Repeat each line exactly as it is written.

[Saved entries]
"""

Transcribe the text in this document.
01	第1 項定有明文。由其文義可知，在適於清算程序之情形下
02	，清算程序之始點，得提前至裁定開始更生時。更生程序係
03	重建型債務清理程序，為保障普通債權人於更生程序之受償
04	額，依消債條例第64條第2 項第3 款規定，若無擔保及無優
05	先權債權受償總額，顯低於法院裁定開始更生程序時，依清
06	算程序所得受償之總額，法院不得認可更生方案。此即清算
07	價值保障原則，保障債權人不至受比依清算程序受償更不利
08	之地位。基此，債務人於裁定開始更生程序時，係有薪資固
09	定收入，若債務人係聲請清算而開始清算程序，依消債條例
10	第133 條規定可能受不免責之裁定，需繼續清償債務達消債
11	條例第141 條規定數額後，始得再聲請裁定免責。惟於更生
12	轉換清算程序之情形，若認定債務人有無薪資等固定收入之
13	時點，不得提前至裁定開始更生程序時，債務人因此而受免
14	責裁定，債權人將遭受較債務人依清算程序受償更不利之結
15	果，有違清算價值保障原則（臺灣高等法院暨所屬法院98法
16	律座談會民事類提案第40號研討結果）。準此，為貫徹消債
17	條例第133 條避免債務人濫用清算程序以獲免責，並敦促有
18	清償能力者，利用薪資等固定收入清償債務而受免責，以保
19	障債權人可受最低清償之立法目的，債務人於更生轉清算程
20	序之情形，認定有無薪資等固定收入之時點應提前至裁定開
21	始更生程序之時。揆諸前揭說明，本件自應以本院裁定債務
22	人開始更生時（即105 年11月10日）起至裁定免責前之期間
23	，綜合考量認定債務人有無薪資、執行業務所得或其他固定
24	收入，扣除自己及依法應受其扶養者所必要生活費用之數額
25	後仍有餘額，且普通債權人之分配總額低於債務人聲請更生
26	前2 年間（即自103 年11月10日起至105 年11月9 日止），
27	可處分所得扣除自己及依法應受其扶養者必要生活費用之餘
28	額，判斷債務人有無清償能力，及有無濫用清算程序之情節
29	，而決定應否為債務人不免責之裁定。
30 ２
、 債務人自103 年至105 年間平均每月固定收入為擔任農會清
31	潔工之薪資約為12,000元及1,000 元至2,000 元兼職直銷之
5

"""

■ Output for this task ■
Transcribe the text in this document.
01	第1 項定有明文。由其文義可知，在適於清算程序之情形下
02	，清算程序之始點，得提前至裁定開始更生時。更生程序係
03	重建型債務清理程序，為保障普通債權人於更生程序之受償
04	額，依消債條例第64條第2 項第3 款規定，若無擔保及無優
05	先權債權受償總額，顯低於法院裁定開始更生程序時，依清
06	算程序所得受償之總額，法院不得認可更生方案。此即清算
07	價值保障原則，保障債權人不至受比依清算程序受償更不利
08	之地位。基此，債務人於裁定開始更生程序時，係有薪資固
09	定收入，若債務人係聲請清算而開始清算程序，依消債條例
10	第133 條規定可能受不免責之裁定，需繼續清償債務達消債
11	條例第141 條規定數額後，始得再聲請裁定免責。惟於更生
12	轉換清算程序之情形，若認定債務人有無薪資等固定收入之
13	時點，不得提前至裁定開始更生程序時，債務人因此而受免
14	責裁定，債權人將遭受較債務人依清算程序受償更不利之結
15	果，有違清算價值保障原則（臺灣高等法院暨所屬法院98法
16	律座談會民事類提案第40號研討結果）。準此，為貫徹消債
17	條例第133 條避免債務人濫用清算程序以獲免責，並敦促有
18	清償能力者，利用薪資等固定收入清償債務而受免責，以保
19	障債權人可受最低清償之立法目的，債務人於更生轉清算程
20	序之情形，認定有無薪資等固定收入之時點應提前至裁定開
21	始更生程序之時。揆諸前揭說明，本件自應以本院裁定債務
22	人開始更生時（即105 年11月10日）起至裁定免責前之期間
23	，綜合考量認定債務人有無薪資、執行業務所得或其他固定
24	收入，扣除自己及依法應受其扶養者所必要生活費用之數額
25	後仍有餘額，且普通債權人之分配總額低於債務人聲請更生
26	前2 年間（即自103 年11月10日起至105 年11月9 日止），
27	可處分所得扣除自己及依法應受其扶養者必要生活費用之餘
28	額，判斷債務人有無清償能力，及有無濫用清算程序之情節
29	，而決定應否為債務人不免責之裁定。
30 ２
、 債務人自103 年至105 年間平均每月固定收入為擔任農會清
31	潔工之薪資約為12,000元及1,000 元至2,000 元兼職直銷之
5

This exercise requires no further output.